Among the lines below, count those with "Score". Give the total alone.
* Start *
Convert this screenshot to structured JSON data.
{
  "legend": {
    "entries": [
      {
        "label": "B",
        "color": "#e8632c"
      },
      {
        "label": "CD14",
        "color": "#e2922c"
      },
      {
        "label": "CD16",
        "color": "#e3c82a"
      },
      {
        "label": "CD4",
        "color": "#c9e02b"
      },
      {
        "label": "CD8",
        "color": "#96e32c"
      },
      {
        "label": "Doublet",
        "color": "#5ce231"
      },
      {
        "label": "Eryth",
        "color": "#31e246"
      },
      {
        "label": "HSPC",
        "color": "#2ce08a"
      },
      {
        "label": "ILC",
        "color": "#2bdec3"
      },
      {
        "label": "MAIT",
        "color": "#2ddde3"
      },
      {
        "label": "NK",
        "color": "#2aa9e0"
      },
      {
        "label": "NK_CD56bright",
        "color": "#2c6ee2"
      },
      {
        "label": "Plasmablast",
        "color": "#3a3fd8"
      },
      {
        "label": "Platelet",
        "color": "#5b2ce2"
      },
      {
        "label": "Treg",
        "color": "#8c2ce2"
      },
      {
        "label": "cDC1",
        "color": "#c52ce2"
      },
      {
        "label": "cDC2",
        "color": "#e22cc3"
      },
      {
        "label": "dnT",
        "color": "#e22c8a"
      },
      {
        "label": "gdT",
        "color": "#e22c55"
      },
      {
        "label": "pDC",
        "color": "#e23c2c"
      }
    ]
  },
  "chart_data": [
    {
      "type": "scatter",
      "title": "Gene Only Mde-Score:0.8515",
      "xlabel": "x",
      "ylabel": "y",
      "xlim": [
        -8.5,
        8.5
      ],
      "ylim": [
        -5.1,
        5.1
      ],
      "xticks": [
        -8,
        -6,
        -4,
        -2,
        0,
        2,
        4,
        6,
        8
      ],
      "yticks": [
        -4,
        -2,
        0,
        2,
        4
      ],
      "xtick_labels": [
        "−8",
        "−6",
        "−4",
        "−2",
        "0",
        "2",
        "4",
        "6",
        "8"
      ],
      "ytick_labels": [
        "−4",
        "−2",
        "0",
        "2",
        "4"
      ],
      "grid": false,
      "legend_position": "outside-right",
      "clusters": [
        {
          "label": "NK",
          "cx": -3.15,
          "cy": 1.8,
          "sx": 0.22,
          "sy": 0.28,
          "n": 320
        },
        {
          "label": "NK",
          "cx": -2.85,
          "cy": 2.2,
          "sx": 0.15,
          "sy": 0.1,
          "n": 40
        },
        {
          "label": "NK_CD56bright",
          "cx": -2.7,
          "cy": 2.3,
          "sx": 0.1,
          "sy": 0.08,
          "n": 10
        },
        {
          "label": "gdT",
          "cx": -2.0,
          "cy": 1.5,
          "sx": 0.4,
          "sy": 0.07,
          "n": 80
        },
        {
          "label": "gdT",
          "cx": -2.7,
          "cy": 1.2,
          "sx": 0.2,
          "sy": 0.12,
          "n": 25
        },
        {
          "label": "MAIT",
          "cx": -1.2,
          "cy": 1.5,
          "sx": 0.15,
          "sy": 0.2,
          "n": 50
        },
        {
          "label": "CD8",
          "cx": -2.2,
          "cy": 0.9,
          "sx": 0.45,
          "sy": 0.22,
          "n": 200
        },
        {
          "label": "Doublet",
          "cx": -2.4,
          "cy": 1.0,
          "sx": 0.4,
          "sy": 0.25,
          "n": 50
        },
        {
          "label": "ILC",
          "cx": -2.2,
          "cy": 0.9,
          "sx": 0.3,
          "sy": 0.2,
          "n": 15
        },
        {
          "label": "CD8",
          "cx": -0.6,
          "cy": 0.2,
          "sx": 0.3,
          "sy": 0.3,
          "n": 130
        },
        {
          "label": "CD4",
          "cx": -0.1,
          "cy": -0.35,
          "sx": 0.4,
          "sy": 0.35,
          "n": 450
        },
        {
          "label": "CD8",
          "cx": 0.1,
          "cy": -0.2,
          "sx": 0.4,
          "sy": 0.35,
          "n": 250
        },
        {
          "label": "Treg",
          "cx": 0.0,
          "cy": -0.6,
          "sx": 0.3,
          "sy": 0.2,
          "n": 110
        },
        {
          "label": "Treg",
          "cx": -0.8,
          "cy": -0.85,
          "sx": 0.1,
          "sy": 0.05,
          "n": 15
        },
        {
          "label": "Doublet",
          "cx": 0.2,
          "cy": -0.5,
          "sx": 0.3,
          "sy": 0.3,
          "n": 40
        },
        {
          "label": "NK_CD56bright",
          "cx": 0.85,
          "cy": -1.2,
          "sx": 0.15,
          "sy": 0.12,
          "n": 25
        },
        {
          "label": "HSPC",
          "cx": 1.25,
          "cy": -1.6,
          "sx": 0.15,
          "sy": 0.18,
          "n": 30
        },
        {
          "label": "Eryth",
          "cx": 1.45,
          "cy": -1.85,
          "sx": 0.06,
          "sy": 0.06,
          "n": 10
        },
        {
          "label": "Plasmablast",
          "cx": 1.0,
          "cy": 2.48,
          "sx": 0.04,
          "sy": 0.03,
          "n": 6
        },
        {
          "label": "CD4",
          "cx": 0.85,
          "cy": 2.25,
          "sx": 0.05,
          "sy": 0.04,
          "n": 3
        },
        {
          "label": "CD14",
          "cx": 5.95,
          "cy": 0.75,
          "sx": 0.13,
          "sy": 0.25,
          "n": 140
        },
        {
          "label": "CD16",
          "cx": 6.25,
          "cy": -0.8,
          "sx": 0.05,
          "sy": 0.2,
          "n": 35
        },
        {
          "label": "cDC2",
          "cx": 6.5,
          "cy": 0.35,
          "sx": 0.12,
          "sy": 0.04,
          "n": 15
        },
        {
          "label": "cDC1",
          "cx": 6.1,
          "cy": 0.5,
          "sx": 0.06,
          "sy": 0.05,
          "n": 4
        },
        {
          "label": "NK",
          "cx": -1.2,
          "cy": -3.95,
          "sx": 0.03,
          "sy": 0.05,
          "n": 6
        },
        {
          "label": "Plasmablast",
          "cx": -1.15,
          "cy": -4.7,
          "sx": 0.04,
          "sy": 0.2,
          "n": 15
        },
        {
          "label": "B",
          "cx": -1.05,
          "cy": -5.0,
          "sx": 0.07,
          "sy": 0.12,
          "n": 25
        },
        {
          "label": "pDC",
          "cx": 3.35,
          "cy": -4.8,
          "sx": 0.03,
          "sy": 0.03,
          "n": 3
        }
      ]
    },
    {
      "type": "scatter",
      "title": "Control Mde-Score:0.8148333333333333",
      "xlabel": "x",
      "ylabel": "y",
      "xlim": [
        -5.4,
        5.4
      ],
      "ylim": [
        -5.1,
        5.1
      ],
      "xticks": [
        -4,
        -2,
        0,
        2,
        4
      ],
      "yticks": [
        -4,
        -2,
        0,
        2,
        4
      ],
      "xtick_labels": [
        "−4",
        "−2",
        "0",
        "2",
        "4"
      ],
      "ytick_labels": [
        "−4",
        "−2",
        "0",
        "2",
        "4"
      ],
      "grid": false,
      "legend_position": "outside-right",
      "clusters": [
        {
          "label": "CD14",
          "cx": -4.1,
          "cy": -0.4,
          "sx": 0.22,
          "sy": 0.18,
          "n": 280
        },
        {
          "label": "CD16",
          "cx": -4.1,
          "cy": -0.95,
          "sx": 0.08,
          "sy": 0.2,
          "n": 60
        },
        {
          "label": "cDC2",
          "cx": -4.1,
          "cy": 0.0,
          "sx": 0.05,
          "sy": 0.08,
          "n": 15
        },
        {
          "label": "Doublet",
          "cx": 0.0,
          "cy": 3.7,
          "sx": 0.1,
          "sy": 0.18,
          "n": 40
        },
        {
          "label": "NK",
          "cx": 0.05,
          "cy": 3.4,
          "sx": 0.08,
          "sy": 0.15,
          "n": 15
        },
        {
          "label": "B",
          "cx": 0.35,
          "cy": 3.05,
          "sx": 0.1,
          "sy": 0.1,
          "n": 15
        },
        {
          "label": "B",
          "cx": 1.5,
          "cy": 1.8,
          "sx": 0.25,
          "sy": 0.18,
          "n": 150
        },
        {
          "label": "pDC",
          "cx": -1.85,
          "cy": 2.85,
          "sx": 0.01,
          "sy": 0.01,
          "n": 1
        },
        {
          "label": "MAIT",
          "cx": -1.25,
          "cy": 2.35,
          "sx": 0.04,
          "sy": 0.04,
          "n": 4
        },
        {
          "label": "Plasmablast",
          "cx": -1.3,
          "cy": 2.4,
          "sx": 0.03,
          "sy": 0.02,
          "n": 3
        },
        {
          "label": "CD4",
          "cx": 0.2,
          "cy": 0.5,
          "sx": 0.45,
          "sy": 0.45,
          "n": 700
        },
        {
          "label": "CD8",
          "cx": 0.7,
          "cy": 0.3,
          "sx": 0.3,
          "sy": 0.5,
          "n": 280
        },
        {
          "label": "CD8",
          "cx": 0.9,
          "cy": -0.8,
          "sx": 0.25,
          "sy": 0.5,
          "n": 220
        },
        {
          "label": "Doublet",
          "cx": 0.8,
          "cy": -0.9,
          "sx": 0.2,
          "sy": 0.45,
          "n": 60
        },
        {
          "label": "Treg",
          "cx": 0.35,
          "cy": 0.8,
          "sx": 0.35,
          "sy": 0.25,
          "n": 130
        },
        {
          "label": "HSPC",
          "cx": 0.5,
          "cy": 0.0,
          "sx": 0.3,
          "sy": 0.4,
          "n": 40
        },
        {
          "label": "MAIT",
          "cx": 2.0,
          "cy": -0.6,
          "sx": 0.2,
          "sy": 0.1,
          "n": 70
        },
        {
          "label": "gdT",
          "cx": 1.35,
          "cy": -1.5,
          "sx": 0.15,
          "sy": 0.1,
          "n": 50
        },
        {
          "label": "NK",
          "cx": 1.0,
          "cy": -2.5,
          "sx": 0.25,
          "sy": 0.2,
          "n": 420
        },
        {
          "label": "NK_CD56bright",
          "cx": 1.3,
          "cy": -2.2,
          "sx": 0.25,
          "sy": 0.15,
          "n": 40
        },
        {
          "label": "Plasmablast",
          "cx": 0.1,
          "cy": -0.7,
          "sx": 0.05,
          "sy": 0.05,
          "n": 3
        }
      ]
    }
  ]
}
* End *
FINISHED ANSWER - 2